## Task to carry out
Where does the string "также" appear in the records? Copy every line that contains it.

═══ Supplied material

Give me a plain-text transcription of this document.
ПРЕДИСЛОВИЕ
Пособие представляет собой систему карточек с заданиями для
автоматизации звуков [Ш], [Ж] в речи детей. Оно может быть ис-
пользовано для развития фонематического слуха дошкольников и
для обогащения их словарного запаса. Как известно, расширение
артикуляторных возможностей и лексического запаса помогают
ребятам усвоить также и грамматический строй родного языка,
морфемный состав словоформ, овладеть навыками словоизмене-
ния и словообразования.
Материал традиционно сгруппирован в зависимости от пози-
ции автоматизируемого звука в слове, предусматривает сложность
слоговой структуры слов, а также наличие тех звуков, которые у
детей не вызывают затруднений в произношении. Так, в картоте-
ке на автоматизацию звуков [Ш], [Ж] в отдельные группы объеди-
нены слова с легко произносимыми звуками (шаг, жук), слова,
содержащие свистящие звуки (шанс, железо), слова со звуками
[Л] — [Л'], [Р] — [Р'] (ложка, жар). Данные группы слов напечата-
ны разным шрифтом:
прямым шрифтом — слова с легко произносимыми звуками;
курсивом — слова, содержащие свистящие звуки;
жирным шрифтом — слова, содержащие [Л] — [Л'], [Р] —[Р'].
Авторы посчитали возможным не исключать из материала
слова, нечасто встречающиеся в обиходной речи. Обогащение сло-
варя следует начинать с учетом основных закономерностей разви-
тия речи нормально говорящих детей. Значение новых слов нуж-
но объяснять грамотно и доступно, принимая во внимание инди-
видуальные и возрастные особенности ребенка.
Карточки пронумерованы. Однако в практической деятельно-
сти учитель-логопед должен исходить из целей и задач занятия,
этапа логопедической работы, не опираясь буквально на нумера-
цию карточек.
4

══════

## Written answer
ребятам усвоить также и грамматический строй родного языка,
слоговой структуры слов, а также наличие тех звуков, которые у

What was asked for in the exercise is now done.